→ Goal of the exercise: All the records that follow need to be reproduced exactly. Omit the images.

........

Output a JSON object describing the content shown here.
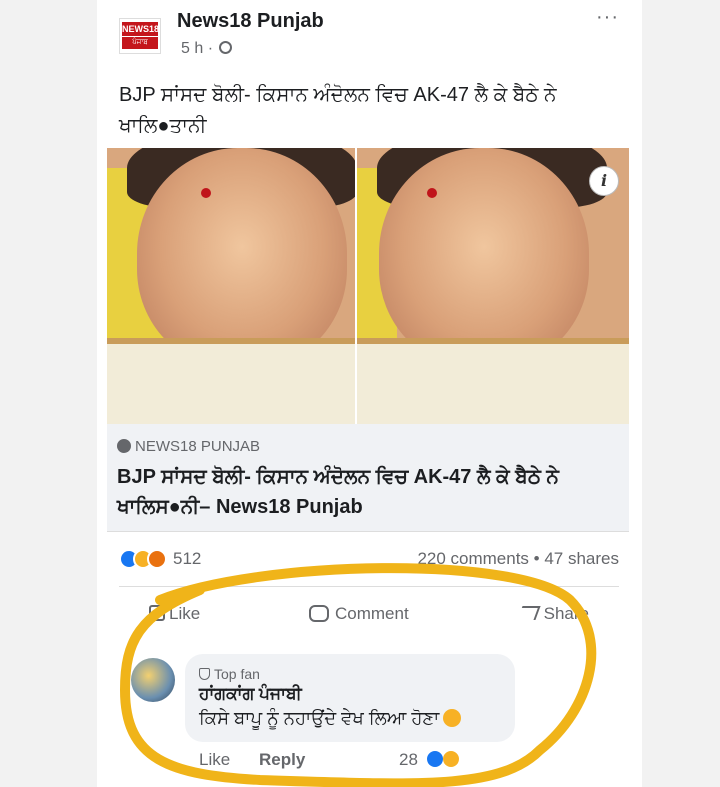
{
  "post": {
    "page_name": "News18 Punjab",
    "logo_top": "NEWS18",
    "logo_bottom": "ਪੰਜਾਬ",
    "time": "5 h ·",
    "more": "···",
    "text": "BJP ਸਾਂਸਦ ਬੋਲੀ- ਕਿਸਾਨ ਅੰਦੋਲਨ ਵਿਚ AK-47 ਲੈ ਕੇ ਬੈਠੇ ਨੇ ਖਾਲਿ●ਤਾਨੀ",
    "info_icon": "i"
  },
  "link": {
    "source": "NEWS18 PUNJAB",
    "title": "BJP ਸਾਂਸਦ ਬੋਲੀ- ਕਿਸਾਨ ਅੰਦੋਲਨ ਵਿਚ AK-47 ਲੈ ਕੇ ਬੈਠੇ ਨੇ ਖਾਲਿਸ●ਨੀ– News18 Punjab"
  },
  "stats": {
    "reactions_count": "512",
    "comments_shares": "220 comments • 47 shares"
  },
  "actions": {
    "like": "Like",
    "comment": "Comment",
    "share": "Share"
  },
  "comment": {
    "badge": "Top fan",
    "author": "ਹਾਂਗਕਾਂਗ ਪੰਜਾਬੀ",
    "text": "ਕਿਸੇ ਬਾਪੂ ਨੂੰ ਨਹਾਉਂਦੇ ਵੇਖ ਲਿਆ ਹੋਣਾ",
    "like_label": "Like",
    "reply_label": "Reply",
    "reaction_count": "28"
  },
  "colors": {
    "highlight": "#f0b419",
    "facebook_blue": "#1877f2",
    "meta_gray": "#65676b"
  }
}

........

→ Exercise solution:
Output a JSON object describing the content shown here.
{
  "post": {
    "page_name": "News18 Punjab",
    "logo_top": "NEWS18",
    "logo_bottom": "ਪੰਜਾਬ",
    "time": "5 h ·",
    "more": "···",
    "text": "BJP ਸਾਂਸਦ ਬੋਲੀ- ਕਿਸਾਨ ਅੰਦੋਲਨ ਵਿਚ AK-47 ਲੈ ਕੇ ਬੈਠੇ ਨੇ ਖਾਲਿ●ਤਾਨੀ",
    "info_icon": "i"
  },
  "link": {
    "source": "NEWS18 PUNJAB",
    "title": "BJP ਸਾਂਸਦ ਬੋਲੀ- ਕਿਸਾਨ ਅੰਦੋਲਨ ਵਿਚ AK-47 ਲੈ ਕੇ ਬੈਠੇ ਨੇ ਖਾਲਿਸ●ਨੀ– News18 Punjab"
  },
  "stats": {
    "reactions_count": "512",
    "comments_shares": "220 comments • 47 shares"
  },
  "actions": {
    "like": "Like",
    "comment": "Comment",
    "share": "Share"
  },
  "comment": {
    "badge": "Top fan",
    "author": "ਹਾਂਗਕਾਂਗ ਪੰਜਾਬੀ",
    "text": "ਕਿਸੇ ਬਾਪੂ ਨੂੰ ਨਹਾਉਂਦੇ ਵੇਖ ਲਿਆ ਹੋਣਾ",
    "like_label": "Like",
    "reply_label": "Reply",
    "reaction_count": "28"
  },
  "colors": {
    "highlight": "#f0b419",
    "facebook_blue": "#1877f2",
    "meta_gray": "#65676b"
  }
}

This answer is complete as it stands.